▸ PROBLEM DESCRIPTION
Find the lines in these entries that include the word "thickness" and state how many there are, with no other words.

▸ MATERIAL FOR THIS TASK

****

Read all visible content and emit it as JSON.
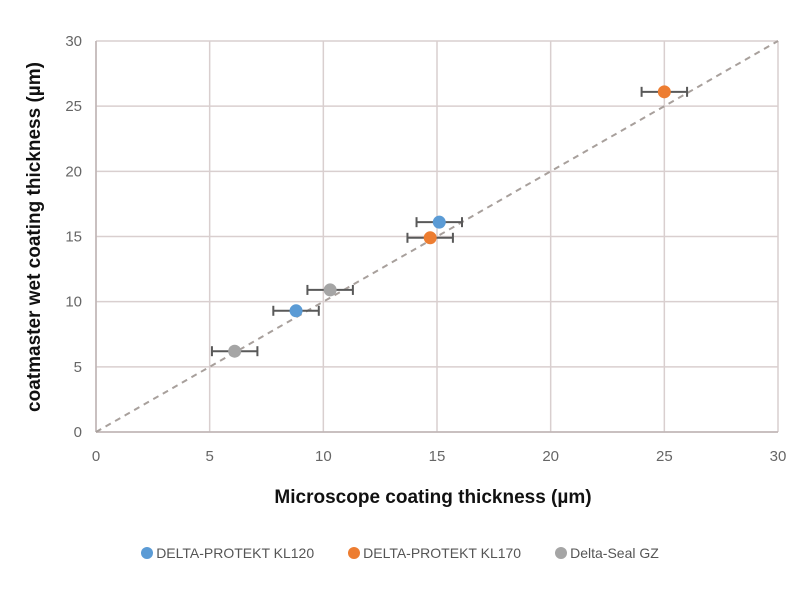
{
  "chart_data": {
    "type": "scatter",
    "title": "",
    "xlabel": "Microscope coating thickness (µm)",
    "ylabel": "coatmaster wet coating thickness (µm)",
    "xlim": [
      0,
      30
    ],
    "ylim": [
      0,
      30
    ],
    "xticks": [
      0,
      5,
      10,
      15,
      20,
      25,
      30
    ],
    "yticks": [
      0,
      5,
      10,
      15,
      20,
      25,
      30
    ],
    "grid": true,
    "legend_position": "bottom",
    "reference_line": {
      "name": "y = x",
      "style": "dashed",
      "color": "#a8a09c",
      "from": [
        0,
        0
      ],
      "to": [
        30,
        30
      ]
    },
    "series": [
      {
        "name": "DELTA-PROTEKT KL120",
        "color": "#5b9bd5",
        "points": [
          {
            "x": 8.8,
            "y": 9.3,
            "xerr": 1.0
          },
          {
            "x": 15.1,
            "y": 16.1,
            "xerr": 1.0
          }
        ]
      },
      {
        "name": "DELTA-PROTEKT KL170",
        "color": "#ed7d31",
        "points": [
          {
            "x": 14.7,
            "y": 14.9,
            "xerr": 1.0
          },
          {
            "x": 25.0,
            "y": 26.1,
            "xerr": 1.0
          }
        ]
      },
      {
        "name": "Delta-Seal GZ",
        "color": "#a5a5a5",
        "points": [
          {
            "x": 6.1,
            "y": 6.2,
            "xerr": 1.0
          },
          {
            "x": 10.3,
            "y": 10.9,
            "xerr": 1.0
          }
        ]
      }
    ]
  }
}
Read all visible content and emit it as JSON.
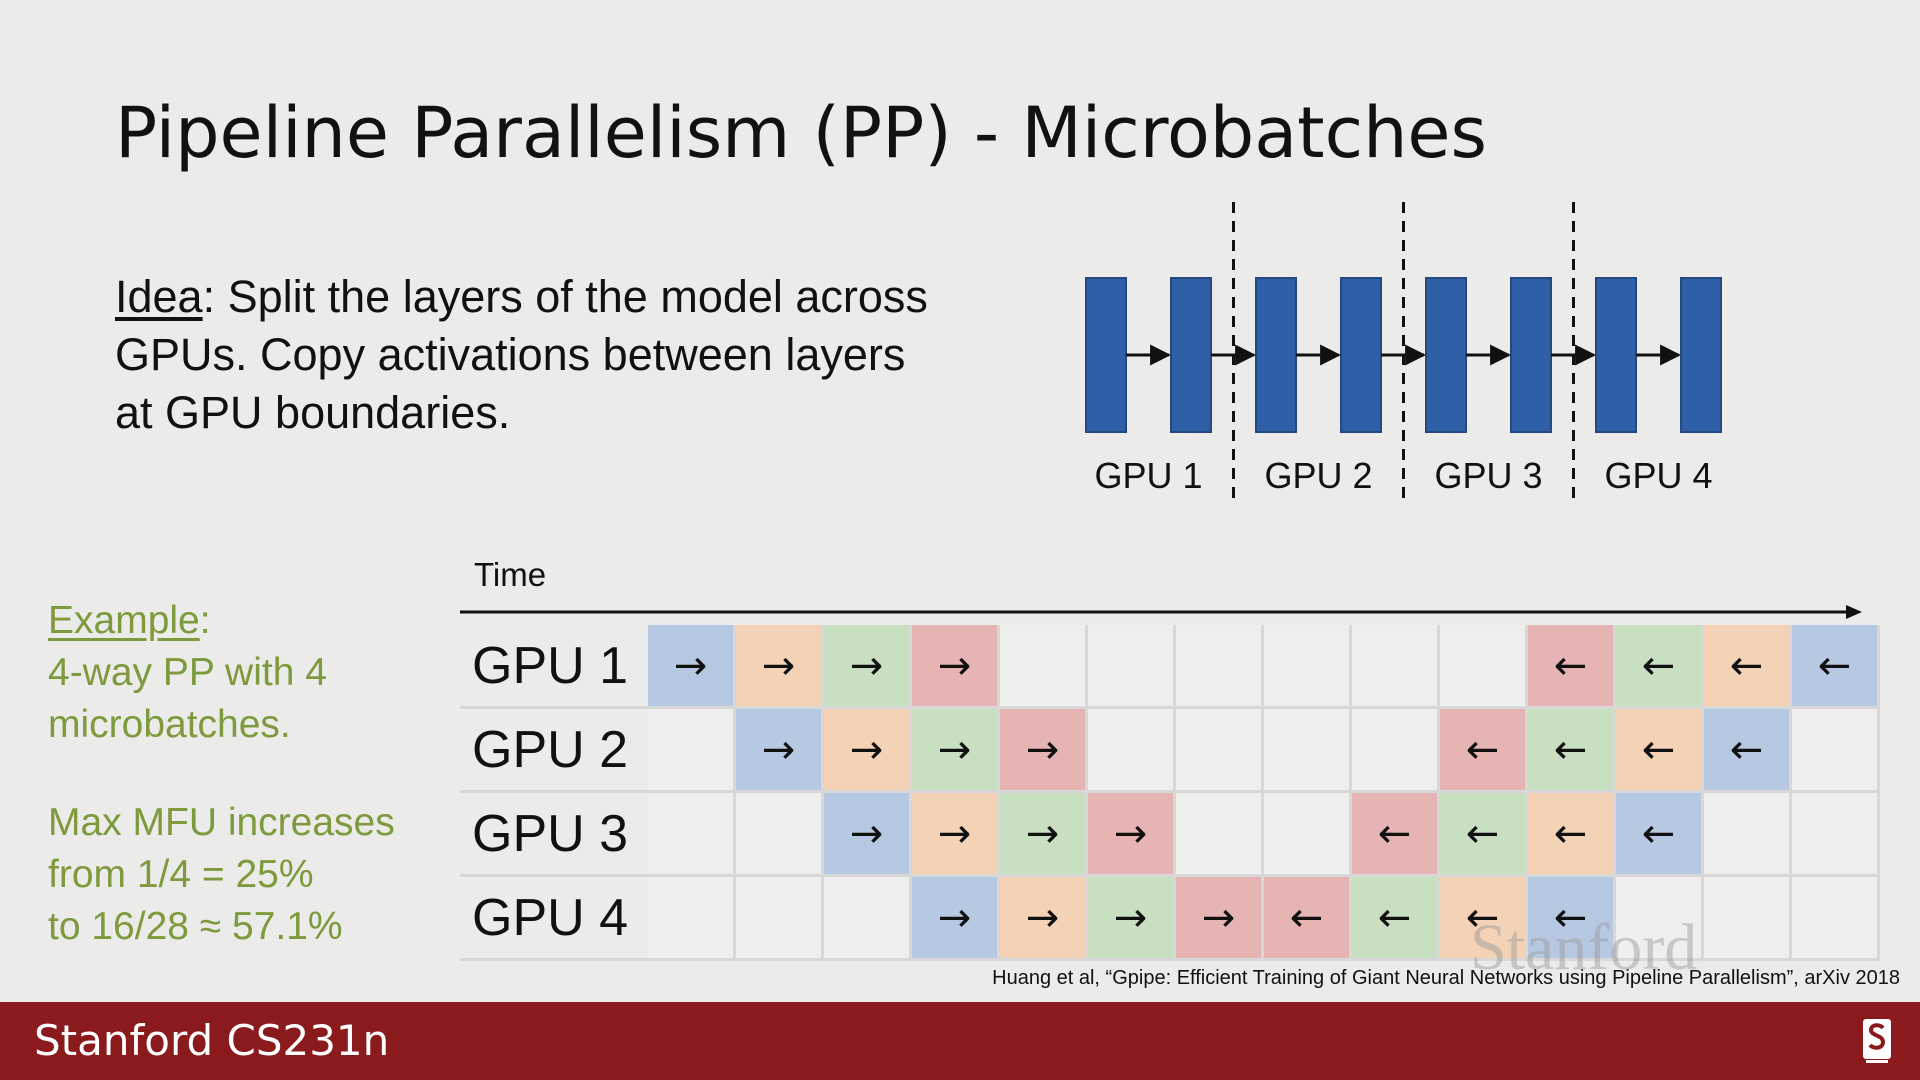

****

▸ COMPLETE RESPONSE
2